**What the task requires**
Please print all of the material below, word for word.
---
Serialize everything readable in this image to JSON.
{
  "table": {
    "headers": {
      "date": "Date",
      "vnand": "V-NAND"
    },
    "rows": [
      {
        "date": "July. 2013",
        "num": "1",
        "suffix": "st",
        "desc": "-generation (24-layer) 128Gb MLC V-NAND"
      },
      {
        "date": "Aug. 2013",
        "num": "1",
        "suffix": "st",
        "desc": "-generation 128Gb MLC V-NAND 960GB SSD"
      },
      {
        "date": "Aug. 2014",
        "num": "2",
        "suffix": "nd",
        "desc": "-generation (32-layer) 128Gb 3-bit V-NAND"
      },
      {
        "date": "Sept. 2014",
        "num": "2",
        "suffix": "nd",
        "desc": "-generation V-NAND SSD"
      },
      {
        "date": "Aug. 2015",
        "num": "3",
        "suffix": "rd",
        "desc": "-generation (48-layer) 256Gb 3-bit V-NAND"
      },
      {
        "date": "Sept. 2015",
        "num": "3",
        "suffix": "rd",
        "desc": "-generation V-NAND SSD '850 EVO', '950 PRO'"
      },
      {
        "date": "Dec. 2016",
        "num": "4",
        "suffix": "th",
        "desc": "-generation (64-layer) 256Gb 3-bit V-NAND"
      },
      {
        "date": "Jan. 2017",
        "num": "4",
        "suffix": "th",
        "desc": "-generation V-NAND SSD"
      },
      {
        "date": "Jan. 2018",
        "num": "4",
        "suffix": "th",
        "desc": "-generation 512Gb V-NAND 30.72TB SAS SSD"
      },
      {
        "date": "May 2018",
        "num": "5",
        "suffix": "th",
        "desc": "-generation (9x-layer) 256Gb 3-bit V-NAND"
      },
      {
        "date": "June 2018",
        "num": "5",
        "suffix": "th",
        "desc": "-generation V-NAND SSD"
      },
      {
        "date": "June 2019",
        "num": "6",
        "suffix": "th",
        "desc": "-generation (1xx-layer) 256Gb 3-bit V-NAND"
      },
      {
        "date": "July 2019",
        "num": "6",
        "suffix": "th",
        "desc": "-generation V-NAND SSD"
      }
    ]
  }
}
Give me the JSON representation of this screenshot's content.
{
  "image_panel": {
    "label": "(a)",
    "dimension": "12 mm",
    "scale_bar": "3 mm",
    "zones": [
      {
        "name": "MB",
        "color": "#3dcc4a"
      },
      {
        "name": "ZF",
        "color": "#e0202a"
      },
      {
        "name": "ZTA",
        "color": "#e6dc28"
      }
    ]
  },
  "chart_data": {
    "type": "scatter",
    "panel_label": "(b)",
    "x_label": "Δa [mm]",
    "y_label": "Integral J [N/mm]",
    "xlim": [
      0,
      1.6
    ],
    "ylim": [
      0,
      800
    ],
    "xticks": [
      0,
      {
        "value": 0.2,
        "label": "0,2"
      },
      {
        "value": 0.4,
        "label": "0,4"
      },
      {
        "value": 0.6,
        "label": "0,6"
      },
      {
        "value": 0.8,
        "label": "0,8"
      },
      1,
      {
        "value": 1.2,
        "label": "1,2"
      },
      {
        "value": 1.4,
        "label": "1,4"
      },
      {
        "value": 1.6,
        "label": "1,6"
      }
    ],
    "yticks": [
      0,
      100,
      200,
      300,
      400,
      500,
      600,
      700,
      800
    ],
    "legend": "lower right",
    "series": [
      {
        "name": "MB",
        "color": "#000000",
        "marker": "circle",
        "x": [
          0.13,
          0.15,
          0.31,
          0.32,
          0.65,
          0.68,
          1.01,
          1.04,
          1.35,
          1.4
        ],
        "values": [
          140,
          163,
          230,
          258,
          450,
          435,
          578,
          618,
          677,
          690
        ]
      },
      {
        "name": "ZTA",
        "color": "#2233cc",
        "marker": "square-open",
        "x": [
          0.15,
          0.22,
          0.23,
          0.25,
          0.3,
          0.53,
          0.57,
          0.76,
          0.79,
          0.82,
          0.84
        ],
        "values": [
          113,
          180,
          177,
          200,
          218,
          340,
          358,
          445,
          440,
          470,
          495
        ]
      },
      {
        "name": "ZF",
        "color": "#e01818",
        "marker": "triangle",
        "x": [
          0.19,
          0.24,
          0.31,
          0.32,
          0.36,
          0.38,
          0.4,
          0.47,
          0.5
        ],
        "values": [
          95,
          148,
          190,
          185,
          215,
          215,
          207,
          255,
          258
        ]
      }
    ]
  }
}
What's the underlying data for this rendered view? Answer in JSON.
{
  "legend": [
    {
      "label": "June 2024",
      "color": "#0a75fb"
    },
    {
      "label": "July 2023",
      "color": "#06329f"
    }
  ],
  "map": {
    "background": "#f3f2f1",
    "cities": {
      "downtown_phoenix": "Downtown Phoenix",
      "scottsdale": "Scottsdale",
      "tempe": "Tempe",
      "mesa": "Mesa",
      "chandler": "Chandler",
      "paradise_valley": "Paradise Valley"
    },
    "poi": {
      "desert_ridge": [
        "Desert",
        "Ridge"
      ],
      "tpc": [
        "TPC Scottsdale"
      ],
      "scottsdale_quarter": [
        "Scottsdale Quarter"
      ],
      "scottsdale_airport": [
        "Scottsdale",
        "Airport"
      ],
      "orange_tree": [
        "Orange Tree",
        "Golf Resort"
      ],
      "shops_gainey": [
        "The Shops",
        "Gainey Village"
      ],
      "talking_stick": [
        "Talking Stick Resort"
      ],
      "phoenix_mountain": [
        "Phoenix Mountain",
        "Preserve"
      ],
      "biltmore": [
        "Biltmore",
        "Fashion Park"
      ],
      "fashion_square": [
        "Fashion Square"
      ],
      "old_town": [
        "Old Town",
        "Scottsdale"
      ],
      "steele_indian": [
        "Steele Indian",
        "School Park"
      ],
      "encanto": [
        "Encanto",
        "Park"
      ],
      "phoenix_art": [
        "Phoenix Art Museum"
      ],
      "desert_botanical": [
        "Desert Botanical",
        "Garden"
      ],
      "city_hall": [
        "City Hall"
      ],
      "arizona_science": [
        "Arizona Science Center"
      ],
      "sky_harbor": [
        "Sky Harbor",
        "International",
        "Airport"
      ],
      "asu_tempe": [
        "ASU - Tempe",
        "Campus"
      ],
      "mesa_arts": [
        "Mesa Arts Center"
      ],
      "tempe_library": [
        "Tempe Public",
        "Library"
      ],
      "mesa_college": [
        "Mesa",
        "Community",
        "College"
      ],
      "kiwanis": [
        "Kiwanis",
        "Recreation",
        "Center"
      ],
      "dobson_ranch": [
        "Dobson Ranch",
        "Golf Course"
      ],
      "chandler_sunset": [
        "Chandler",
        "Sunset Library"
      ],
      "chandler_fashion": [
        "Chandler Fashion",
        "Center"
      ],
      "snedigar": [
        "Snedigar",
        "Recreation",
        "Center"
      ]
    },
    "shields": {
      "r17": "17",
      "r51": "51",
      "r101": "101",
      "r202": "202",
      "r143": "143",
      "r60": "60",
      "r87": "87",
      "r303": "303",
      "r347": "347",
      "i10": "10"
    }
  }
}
---
**Answer to the task**
Serialize everything readable in this image to JSON.
{
  "table": {
    "headers": {
      "date": "Date",
      "vnand": "V-NAND"
    },
    "rows": [
      {
        "date": "July. 2013",
        "num": "1",
        "suffix": "st",
        "desc": "-generation (24-layer) 128Gb MLC V-NAND"
      },
      {
        "date": "Aug. 2013",
        "num": "1",
        "suffix": "st",
        "desc": "-generation 128Gb MLC V-NAND 960GB SSD"
      },
      {
        "date": "Aug. 2014",
        "num": "2",
        "suffix": "nd",
        "desc": "-generation (32-layer) 128Gb 3-bit V-NAND"
      },
      {
        "date": "Sept. 2014",
        "num": "2",
        "suffix": "nd",
        "desc": "-generation V-NAND SSD"
      },
      {
        "date": "Aug. 2015",
        "num": "3",
        "suffix": "rd",
        "desc": "-generation (48-layer) 256Gb 3-bit V-NAND"
      },
      {
        "date": "Sept. 2015",
        "num": "3",
        "suffix": "rd",
        "desc": "-generation V-NAND SSD '850 EVO', '950 PRO'"
      },
      {
        "date": "Dec. 2016",
        "num": "4",
        "suffix": "th",
        "desc": "-generation (64-layer) 256Gb 3-bit V-NAND"
      },
      {
        "date": "Jan. 2017",
        "num": "4",
        "suffix": "th",
        "desc": "-generation V-NAND SSD"
      },
      {
        "date": "Jan. 2018",
        "num": "4",
        "suffix": "th",
        "desc": "-generation 512Gb V-NAND 30.72TB SAS SSD"
      },
      {
        "date": "May 2018",
        "num": "5",
        "suffix": "th",
        "desc": "-generation (9x-layer) 256Gb 3-bit V-NAND"
      },
      {
        "date": "June 2018",
        "num": "5",
        "suffix": "th",
        "desc": "-generation V-NAND SSD"
      },
      {
        "date": "June 2019",
        "num": "6",
        "suffix": "th",
        "desc": "-generation (1xx-layer) 256Gb 3-bit V-NAND"
      },
      {
        "date": "July 2019",
        "num": "6",
        "suffix": "th",
        "desc": "-generation V-NAND SSD"
      }
    ]
  }
}
Give me the JSON representation of this screenshot's content.
{
  "image_panel": {
    "label": "(a)",
    "dimension": "12 mm",
    "scale_bar": "3 mm",
    "zones": [
      {
        "name": "MB",
        "color": "#3dcc4a"
      },
      {
        "name": "ZF",
        "color": "#e0202a"
      },
      {
        "name": "ZTA",
        "color": "#e6dc28"
      }
    ]
  },
  "chart_data": {
    "type": "scatter",
    "panel_label": "(b)",
    "x_label": "Δa [mm]",
    "y_label": "Integral J [N/mm]",
    "xlim": [
      0,
      1.6
    ],
    "ylim": [
      0,
      800
    ],
    "xticks": [
      0,
      {
        "value": 0.2,
        "label": "0,2"
      },
      {
        "value": 0.4,
        "label": "0,4"
      },
      {
        "value": 0.6,
        "label": "0,6"
      },
      {
        "value": 0.8,
        "label": "0,8"
      },
      1,
      {
        "value": 1.2,
        "label": "1,2"
      },
      {
        "value": 1.4,
        "label": "1,4"
      },
      {
        "value": 1.6,
        "label": "1,6"
      }
    ],
    "yticks": [
      0,
      100,
      200,
      300,
      400,
      500,
      600,
      700,
      800
    ],
    "legend": "lower right",
    "series": [
      {
        "name": "MB",
        "color": "#000000",
        "marker": "circle",
        "x": [
          0.13,
          0.15,
          0.31,
          0.32,
          0.65,
          0.68,
          1.01,
          1.04,
          1.35,
          1.4
        ],
        "values": [
          140,
          163,
          230,
          258,
          450,
          435,
          578,
          618,
          677,
          690
        ]
      },
      {
        "name": "ZTA",
        "color": "#2233cc",
        "marker": "square-open",
        "x": [
          0.15,
          0.22,
          0.23,
          0.25,
          0.3,
          0.53,
          0.57,
          0.76,
          0.79,
          0.82,
          0.84
        ],
        "values": [
          113,
          180,
          177,
          200,
          218,
          340,
          358,
          445,
          440,
          470,
          495
        ]
      },
      {
        "name": "ZF",
        "color": "#e01818",
        "marker": "triangle",
        "x": [
          0.19,
          0.24,
          0.31,
          0.32,
          0.36,
          0.38,
          0.4,
          0.47,
          0.5
        ],
        "values": [
          95,
          148,
          190,
          185,
          215,
          215,
          207,
          255,
          258
        ]
      }
    ]
  }
}
What's the underlying data for this rendered view? Answer in JSON.
{
  "legend": [
    {
      "label": "June 2024",
      "color": "#0a75fb"
    },
    {
      "label": "July 2023",
      "color": "#06329f"
    }
  ],
  "map": {
    "background": "#f3f2f1",
    "cities": {
      "downtown_phoenix": "Downtown Phoenix",
      "scottsdale": "Scottsdale",
      "tempe": "Tempe",
      "mesa": "Mesa",
      "chandler": "Chandler",
      "paradise_valley": "Paradise Valley"
    },
    "poi": {
      "desert_ridge": [
        "Desert",
        "Ridge"
      ],
      "tpc": [
        "TPC Scottsdale"
      ],
      "scottsdale_quarter": [
        "Scottsdale Quarter"
      ],
      "scottsdale_airport": [
        "Scottsdale",
        "Airport"
      ],
      "orange_tree": [
        "Orange Tree",
        "Golf Resort"
      ],
      "shops_gainey": [
        "The Shops",
        "Gainey Village"
      ],
      "talking_stick": [
        "Talking Stick Resort"
      ],
      "phoenix_mountain": [
        "Phoenix Mountain",
        "Preserve"
      ],
      "biltmore": [
        "Biltmore",
        "Fashion Park"
      ],
      "fashion_square": [
        "Fashion Square"
      ],
      "old_town": [
        "Old Town",
        "Scottsdale"
      ],
      "steele_indian": [
        "Steele Indian",
        "School Park"
      ],
      "encanto": [
        "Encanto",
        "Park"
      ],
      "phoenix_art": [
        "Phoenix Art Museum"
      ],
      "desert_botanical": [
        "Desert Botanical",
        "Garden"
      ],
      "city_hall": [
        "City Hall"
      ],
      "arizona_science": [
        "Arizona Science Center"
      ],
      "sky_harbor": [
        "Sky Harbor",
        "International",
        "Airport"
      ],
      "asu_tempe": [
        "ASU - Tempe",
        "Campus"
      ],
      "mesa_arts": [
        "Mesa Arts Center"
      ],
      "tempe_library": [
        "Tempe Public",
        "Library"
      ],
      "mesa_college": [
        "Mesa",
        "Community",
        "College"
      ],
      "kiwanis": [
        "Kiwanis",
        "Recreation",
        "Center"
      ],
      "dobson_ranch": [
        "Dobson Ranch",
        "Golf Course"
      ],
      "chandler_sunset": [
        "Chandler",
        "Sunset Library"
      ],
      "chandler_fashion": [
        "Chandler Fashion",
        "Center"
      ],
      "snedigar": [
        "Snedigar",
        "Recreation",
        "Center"
      ]
    },
    "shields": {
      "r17": "17",
      "r51": "51",
      "r101": "101",
      "r202": "202",
      "r143": "143",
      "r60": "60",
      "r87": "87",
      "r303": "303",
      "r347": "347",
      "i10": "10"
    }
  }
}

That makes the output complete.